_EXTRAIT DU DOCUMENT:_
◆ ◆ ◆ ◆ ◆
Certains médicaments de l’insuffisance cardiaque démontrent ici, avec cette étude de pharmacologues experts du National Institute on Drug Abuse (NIDA), du National Institute on Alcohol Abuse and Alcoholism (NIAAA) et de la Yale School of Medicine, un potentiel en tant que traitement des troubles liés à la consommation d'alcool. Ces travaux, publiés dans la revue Molecular Psychiatry, suggèrent d'étudier plus avant le repositionnement de ces médicaments, dont, notamment, la spironolactone.
L'étude apporte des preuves convergentes, à partir d'expériences in vivo menées sur différents modèles mais aussi à travers des données de cohorte chez l'Homme, que le médicament, la spironolactone, pourrait jouer un rôle déterminant dans la réduction de la consommation d'alcool. L’analyse qui combine ainsi les résultats de plusieurs types d'études de recherches suggère que ses résultats sont « importants à la fois sur le plan scientifique et le plan clinique », commente l’auteur principal, le Dr Lorenzo Leggio, chef du Service de psychoneuroendocrinologie et de neuropsychopharmacologie du NIDA et du NIAAA.
◆ ◆ ◆ ◆ ◆
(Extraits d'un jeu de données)

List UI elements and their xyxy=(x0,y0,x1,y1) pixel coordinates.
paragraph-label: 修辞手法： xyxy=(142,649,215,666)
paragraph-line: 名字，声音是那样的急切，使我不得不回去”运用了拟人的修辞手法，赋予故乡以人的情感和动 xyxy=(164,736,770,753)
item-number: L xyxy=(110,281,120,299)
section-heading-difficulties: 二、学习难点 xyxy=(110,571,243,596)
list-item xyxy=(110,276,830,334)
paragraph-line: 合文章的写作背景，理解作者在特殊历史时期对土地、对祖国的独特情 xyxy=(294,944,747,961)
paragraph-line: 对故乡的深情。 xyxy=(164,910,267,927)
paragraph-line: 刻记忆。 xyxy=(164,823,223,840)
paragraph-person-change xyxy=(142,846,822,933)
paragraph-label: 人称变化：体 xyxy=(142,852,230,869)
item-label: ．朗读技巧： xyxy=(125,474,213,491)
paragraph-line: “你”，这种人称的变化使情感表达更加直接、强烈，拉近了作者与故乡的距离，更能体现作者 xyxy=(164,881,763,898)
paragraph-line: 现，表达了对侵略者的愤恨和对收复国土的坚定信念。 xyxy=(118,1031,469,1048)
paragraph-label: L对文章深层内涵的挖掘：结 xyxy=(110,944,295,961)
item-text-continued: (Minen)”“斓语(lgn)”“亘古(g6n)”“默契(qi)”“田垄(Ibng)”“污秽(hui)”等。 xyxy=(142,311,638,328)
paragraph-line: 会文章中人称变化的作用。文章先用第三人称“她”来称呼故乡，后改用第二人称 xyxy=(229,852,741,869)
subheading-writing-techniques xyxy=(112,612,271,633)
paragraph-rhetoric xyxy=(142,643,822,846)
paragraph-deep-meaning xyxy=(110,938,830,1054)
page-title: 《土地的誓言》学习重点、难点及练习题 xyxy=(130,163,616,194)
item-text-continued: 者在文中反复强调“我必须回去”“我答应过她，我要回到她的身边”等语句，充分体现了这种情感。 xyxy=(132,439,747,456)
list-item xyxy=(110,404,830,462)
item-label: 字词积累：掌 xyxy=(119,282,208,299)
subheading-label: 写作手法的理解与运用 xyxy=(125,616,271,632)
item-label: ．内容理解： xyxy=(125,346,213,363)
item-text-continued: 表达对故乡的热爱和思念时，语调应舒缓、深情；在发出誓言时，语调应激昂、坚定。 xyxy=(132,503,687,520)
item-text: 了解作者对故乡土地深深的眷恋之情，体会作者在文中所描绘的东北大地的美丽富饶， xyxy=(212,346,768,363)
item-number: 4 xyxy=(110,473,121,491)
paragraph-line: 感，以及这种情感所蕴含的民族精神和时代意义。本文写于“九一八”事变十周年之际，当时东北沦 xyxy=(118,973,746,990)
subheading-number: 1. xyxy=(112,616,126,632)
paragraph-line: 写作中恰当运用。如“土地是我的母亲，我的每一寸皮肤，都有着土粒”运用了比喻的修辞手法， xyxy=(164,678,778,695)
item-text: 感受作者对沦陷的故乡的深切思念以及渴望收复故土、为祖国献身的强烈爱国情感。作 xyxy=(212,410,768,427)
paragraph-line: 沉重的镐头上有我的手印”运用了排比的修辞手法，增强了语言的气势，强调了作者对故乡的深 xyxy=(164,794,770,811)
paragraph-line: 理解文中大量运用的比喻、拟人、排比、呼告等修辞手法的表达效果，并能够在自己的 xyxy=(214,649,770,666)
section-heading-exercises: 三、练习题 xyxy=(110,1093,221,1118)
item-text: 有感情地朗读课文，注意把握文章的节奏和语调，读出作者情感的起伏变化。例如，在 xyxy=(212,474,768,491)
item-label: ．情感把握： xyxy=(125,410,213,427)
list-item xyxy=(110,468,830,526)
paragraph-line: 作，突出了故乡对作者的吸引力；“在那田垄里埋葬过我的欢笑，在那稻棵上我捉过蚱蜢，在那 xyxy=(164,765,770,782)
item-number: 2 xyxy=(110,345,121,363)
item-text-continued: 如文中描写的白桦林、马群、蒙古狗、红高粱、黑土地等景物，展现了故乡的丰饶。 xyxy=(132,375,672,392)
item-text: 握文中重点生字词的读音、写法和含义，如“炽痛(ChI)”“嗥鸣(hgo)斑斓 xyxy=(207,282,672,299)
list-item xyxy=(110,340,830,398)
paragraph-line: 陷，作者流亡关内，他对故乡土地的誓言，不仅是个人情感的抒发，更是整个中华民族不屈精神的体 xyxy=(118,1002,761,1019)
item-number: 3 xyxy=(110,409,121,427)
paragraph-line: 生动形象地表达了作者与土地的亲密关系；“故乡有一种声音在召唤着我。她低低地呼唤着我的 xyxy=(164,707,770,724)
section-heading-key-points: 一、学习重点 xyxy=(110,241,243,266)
◆ ◆ ◆ ◆ ◆
Recopiez le passage de l'article sur la spironolactone qui commence aux mots « Certains médicaments de » et s'arrête après les mots « notamment, la spironolactone. ». Ces données viennent d'une autre source que l'article.

_RÉPONSE:_
Certains médicaments de l’insuffisance cardiaque démontrent ici, avec cette étude de pharmacologues experts du National Institute on Drug Abuse (NIDA), du National Institute on Alcohol Abuse and Alcoholism (NIAAA) et de la Yale School of Medicine, un potentiel en tant que traitement des troubles liés à la consommation d'alcool. Ces travaux, publiés dans la revue Molecular Psychiatry, suggèrent d'étudier plus avant le repositionnement de ces médicaments, dont, notamment, la spironolactone.